**Exercise**
Find and copy every line in the records that includes the string "true".

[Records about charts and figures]
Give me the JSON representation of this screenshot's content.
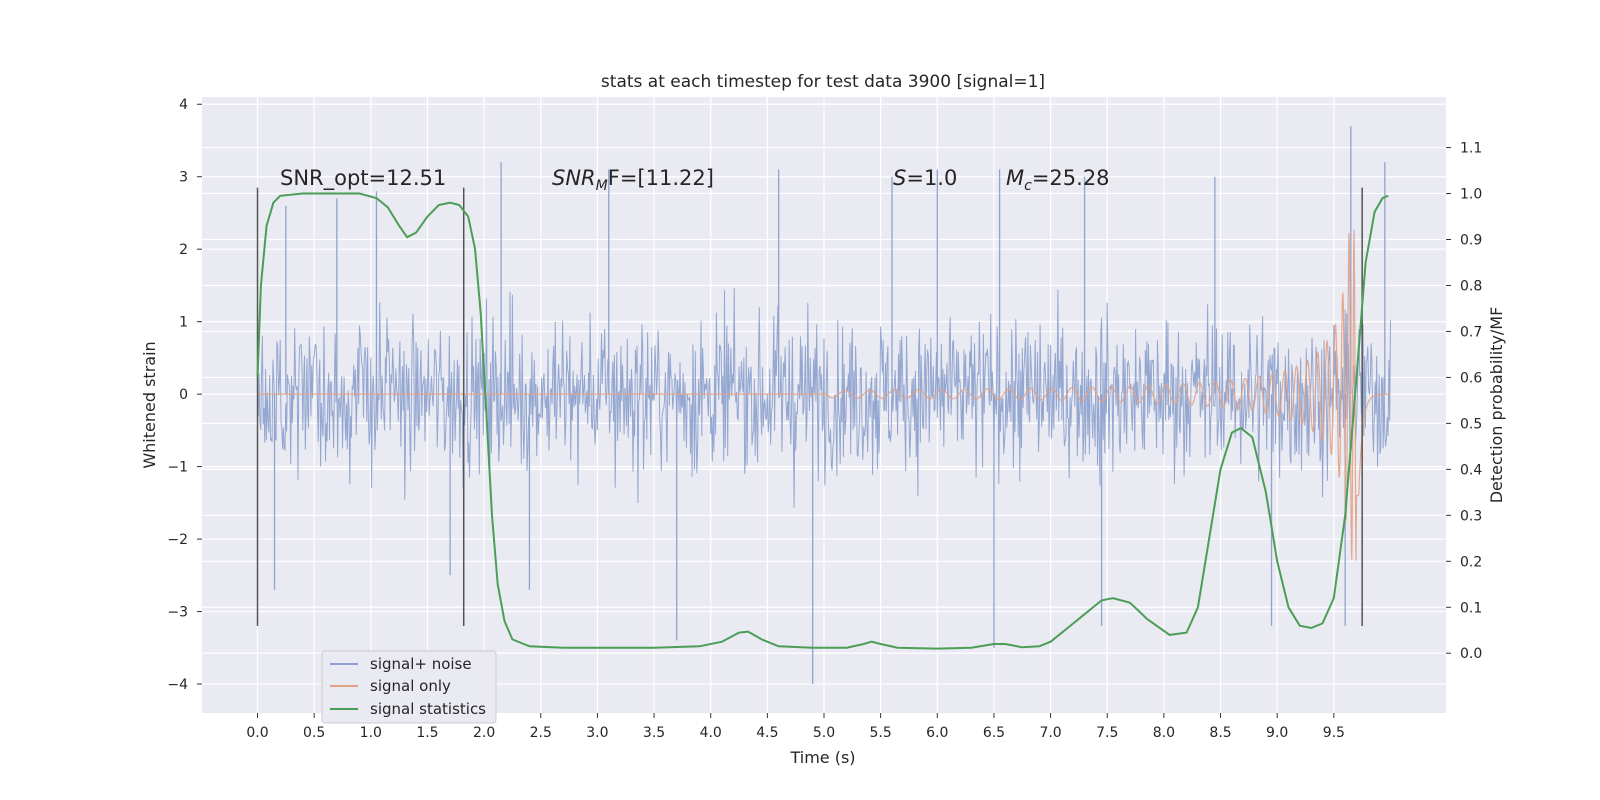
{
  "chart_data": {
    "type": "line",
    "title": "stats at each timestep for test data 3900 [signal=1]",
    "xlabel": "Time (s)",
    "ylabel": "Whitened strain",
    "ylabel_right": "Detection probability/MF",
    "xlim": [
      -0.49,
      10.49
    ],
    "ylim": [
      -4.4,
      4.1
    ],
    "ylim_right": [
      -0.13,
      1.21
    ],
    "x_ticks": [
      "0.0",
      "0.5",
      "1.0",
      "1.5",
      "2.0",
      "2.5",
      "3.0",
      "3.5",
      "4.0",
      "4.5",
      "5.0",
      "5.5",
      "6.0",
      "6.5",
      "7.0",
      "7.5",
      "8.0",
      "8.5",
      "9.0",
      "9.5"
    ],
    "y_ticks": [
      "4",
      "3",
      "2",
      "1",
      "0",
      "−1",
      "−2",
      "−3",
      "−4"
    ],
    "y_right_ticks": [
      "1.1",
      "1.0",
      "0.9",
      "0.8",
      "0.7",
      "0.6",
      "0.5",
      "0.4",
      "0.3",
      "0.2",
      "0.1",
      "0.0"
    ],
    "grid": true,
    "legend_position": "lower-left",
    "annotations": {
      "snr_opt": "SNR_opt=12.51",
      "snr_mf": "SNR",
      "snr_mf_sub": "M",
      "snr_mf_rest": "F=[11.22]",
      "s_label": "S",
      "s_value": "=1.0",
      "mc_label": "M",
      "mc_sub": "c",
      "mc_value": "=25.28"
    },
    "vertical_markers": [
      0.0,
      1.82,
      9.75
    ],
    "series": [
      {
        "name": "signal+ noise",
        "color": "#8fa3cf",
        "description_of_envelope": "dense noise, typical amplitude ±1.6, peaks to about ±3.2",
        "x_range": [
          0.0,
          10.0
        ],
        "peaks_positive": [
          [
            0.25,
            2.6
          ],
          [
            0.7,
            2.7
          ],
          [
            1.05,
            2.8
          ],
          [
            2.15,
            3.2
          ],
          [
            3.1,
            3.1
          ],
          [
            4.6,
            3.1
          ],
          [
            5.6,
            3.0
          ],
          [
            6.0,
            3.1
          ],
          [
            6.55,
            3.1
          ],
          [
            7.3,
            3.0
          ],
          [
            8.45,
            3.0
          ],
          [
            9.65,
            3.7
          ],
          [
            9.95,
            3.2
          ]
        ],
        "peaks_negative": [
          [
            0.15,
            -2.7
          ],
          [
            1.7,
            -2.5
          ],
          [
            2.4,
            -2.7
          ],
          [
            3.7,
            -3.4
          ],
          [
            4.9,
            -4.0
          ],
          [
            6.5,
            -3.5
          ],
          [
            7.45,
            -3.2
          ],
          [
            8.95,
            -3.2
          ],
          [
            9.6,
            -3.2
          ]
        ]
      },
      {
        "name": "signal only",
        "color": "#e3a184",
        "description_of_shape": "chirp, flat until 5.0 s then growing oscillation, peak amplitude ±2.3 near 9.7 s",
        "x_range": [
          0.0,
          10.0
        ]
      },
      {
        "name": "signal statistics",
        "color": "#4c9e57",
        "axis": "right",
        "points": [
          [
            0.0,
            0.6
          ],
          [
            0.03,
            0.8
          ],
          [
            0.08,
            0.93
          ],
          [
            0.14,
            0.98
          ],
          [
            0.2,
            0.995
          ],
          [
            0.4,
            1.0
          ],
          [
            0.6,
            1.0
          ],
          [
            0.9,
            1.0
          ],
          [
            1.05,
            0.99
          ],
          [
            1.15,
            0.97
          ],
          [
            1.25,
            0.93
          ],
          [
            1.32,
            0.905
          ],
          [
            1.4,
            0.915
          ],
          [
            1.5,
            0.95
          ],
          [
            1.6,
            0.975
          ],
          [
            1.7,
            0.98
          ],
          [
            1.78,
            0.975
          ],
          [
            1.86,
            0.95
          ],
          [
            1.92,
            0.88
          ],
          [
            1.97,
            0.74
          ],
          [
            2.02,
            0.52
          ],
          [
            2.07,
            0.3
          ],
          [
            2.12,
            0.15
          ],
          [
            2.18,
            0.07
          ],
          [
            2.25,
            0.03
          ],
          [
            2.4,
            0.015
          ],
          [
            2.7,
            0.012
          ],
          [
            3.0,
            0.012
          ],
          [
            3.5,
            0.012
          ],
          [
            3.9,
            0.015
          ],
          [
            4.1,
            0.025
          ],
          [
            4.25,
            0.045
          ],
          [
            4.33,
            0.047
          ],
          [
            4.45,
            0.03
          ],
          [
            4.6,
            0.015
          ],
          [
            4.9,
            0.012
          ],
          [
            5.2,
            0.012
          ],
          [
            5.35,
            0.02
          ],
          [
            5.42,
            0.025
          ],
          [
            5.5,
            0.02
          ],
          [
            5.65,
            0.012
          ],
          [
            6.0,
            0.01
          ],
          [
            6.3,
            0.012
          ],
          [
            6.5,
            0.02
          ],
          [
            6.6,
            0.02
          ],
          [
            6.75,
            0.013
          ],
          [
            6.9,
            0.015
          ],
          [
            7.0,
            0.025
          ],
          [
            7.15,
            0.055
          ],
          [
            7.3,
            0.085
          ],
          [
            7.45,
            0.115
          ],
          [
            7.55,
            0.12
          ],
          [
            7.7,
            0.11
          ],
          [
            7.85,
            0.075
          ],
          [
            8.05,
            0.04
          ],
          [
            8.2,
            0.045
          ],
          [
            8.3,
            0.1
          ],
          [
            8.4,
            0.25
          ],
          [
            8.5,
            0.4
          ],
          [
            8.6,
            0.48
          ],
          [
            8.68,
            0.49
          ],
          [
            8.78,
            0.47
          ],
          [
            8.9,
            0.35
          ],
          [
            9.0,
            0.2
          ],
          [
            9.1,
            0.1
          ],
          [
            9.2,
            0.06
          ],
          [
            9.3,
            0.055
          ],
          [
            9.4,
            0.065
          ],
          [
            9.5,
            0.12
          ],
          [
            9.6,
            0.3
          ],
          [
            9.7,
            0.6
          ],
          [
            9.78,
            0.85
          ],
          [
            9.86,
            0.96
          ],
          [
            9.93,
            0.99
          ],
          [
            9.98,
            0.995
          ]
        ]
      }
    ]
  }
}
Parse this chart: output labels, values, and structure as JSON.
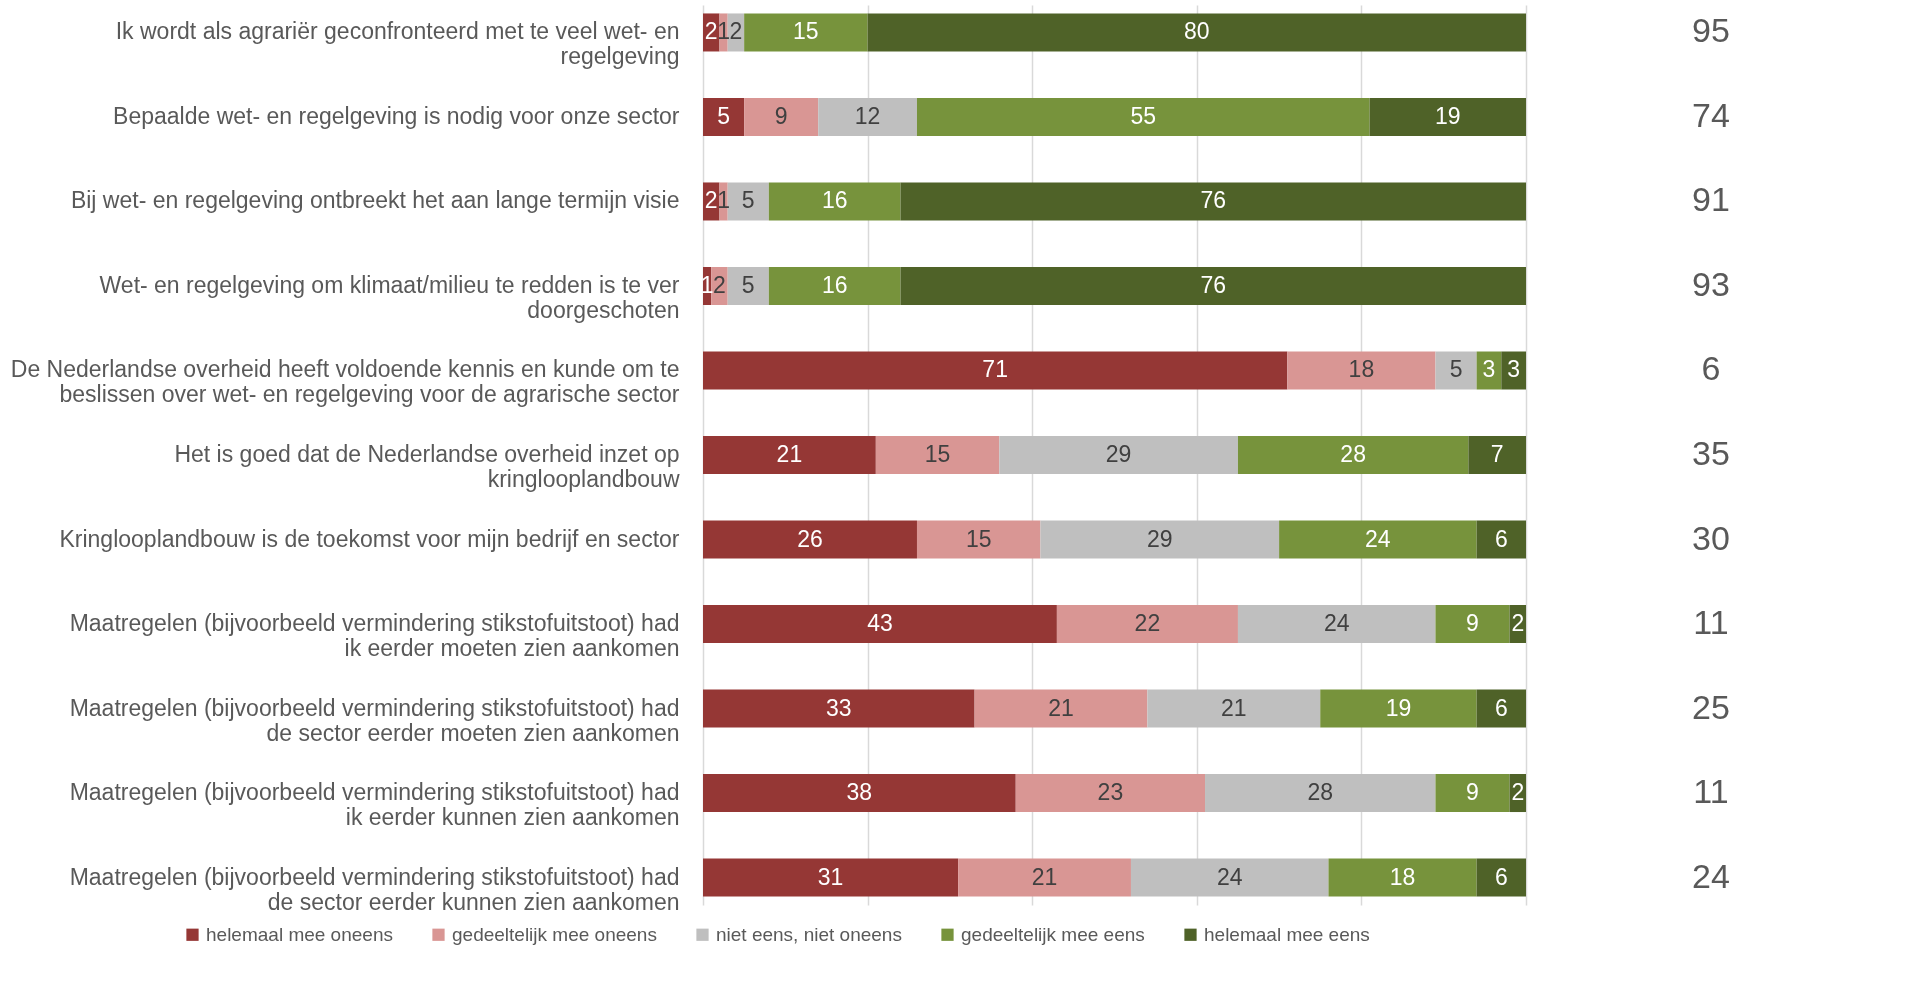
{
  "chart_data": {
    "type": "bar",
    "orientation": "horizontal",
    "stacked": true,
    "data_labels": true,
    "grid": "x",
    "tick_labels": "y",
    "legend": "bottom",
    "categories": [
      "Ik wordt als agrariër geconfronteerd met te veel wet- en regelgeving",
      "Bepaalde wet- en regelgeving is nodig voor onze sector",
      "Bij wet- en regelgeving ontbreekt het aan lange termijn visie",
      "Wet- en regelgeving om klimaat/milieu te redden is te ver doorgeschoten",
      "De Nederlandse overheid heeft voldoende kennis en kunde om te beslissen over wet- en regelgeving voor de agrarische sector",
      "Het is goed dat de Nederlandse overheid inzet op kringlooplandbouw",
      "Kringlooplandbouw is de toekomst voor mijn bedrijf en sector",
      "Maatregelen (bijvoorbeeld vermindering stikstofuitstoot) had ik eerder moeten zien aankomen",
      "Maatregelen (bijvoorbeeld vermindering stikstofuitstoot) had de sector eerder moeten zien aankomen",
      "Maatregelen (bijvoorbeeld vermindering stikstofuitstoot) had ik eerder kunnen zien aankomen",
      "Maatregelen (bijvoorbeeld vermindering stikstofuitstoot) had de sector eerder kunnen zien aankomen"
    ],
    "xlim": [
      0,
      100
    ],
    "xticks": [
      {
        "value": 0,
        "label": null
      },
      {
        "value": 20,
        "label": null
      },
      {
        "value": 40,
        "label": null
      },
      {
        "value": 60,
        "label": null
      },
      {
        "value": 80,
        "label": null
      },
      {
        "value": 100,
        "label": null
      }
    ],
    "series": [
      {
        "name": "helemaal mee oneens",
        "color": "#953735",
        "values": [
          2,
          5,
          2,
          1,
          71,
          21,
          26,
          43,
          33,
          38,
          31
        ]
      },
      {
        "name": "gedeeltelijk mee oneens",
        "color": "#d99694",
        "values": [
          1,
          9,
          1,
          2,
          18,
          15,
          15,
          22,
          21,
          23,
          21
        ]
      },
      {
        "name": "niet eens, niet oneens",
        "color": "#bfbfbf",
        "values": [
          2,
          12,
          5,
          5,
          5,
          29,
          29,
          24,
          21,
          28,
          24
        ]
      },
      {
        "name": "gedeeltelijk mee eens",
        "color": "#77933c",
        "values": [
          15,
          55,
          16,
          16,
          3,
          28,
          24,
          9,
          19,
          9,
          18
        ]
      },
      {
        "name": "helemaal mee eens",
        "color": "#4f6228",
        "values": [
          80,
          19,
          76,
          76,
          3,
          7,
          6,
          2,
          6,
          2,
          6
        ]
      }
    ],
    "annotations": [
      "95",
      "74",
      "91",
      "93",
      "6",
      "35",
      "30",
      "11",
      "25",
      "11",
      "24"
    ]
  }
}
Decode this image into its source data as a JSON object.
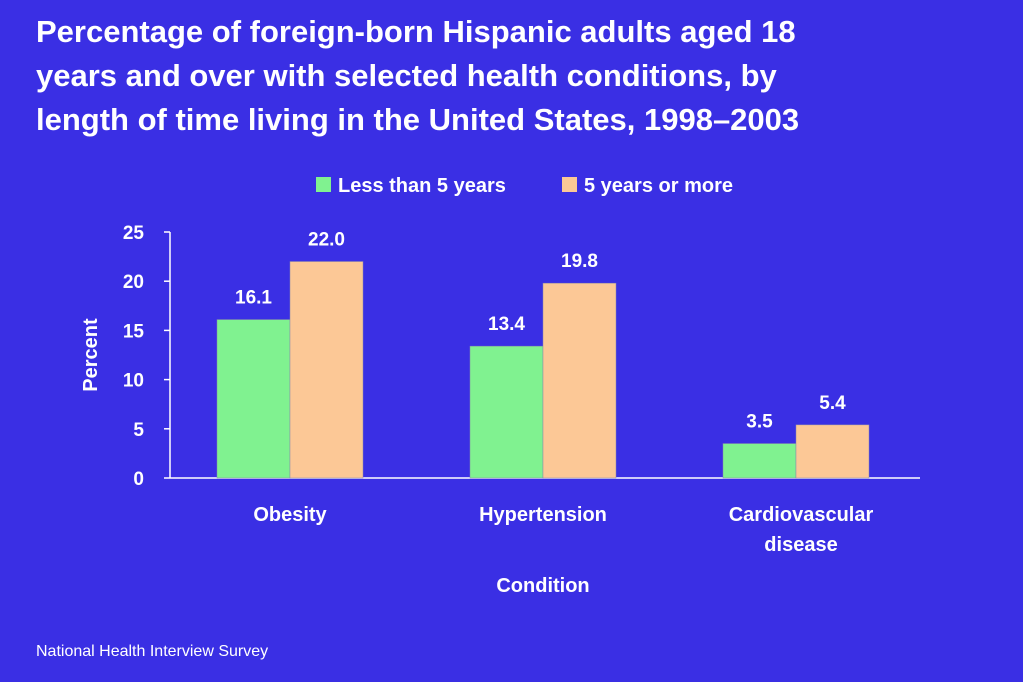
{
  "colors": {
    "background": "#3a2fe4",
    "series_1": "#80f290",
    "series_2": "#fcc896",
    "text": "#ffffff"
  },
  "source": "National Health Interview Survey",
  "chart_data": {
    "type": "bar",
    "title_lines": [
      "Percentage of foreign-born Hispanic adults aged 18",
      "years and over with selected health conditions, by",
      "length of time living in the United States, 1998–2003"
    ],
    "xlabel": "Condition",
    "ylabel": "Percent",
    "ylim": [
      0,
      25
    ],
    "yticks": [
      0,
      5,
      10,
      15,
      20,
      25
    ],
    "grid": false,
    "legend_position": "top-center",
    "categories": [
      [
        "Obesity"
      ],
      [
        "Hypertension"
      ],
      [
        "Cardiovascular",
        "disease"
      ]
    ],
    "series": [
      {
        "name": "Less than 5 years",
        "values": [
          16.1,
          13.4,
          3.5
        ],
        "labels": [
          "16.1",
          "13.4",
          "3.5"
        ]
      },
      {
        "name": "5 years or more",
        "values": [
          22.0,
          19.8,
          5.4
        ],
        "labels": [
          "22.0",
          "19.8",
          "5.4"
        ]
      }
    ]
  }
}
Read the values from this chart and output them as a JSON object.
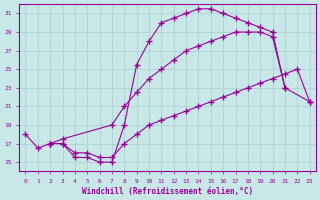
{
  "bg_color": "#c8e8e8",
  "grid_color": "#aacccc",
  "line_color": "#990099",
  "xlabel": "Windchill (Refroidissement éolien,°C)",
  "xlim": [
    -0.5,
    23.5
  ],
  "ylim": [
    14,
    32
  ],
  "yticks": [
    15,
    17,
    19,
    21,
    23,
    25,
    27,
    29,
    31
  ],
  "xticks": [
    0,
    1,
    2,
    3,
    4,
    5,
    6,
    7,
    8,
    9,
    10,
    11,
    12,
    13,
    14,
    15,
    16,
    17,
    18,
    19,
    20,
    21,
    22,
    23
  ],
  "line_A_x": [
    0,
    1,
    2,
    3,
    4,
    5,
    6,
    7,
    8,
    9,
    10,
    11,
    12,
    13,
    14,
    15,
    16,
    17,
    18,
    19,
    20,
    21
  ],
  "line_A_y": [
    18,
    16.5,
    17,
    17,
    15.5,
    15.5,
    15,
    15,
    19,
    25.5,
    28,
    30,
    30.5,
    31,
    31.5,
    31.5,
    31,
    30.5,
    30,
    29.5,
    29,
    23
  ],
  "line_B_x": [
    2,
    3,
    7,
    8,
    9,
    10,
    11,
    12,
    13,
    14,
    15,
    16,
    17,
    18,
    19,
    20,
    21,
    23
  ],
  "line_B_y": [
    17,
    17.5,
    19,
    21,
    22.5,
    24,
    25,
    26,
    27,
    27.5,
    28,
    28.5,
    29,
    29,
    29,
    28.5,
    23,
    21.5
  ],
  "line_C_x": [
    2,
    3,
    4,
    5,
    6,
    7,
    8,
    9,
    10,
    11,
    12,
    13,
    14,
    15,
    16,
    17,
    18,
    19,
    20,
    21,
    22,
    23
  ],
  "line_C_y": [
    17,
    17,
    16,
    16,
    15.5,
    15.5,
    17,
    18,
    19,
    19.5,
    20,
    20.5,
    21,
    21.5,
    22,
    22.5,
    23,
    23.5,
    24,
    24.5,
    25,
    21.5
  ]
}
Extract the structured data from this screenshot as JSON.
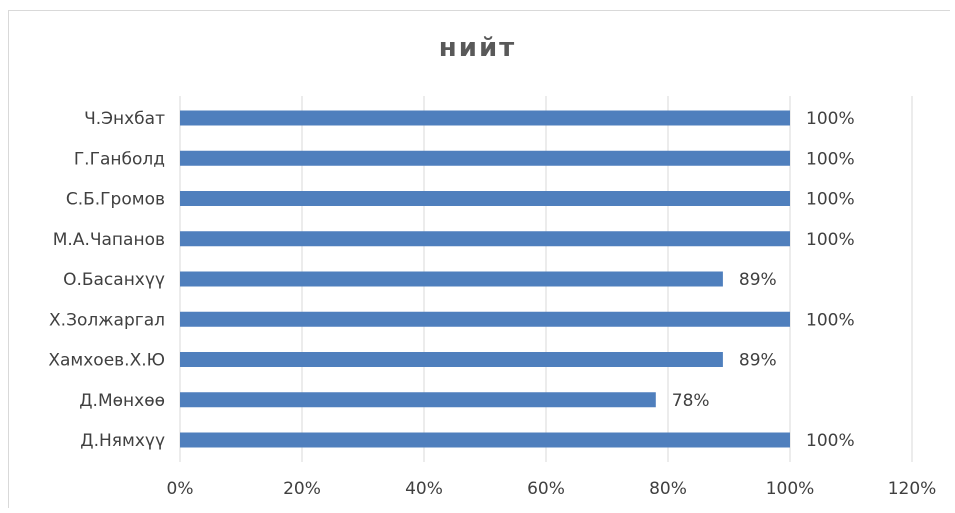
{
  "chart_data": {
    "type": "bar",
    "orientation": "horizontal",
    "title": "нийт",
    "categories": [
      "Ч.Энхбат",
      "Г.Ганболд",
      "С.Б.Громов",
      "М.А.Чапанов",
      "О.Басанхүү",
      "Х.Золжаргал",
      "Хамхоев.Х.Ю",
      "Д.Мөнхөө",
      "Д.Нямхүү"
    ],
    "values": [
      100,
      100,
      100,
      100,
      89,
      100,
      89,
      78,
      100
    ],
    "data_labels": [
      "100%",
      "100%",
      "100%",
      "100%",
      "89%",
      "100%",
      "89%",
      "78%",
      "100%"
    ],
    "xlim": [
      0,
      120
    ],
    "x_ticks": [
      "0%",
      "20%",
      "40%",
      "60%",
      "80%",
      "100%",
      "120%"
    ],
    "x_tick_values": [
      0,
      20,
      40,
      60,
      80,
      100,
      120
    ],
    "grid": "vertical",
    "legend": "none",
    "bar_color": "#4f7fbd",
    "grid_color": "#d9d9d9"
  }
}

**Full answer**
    "grid": true,
    "stacked": true,
    "data_labels": true,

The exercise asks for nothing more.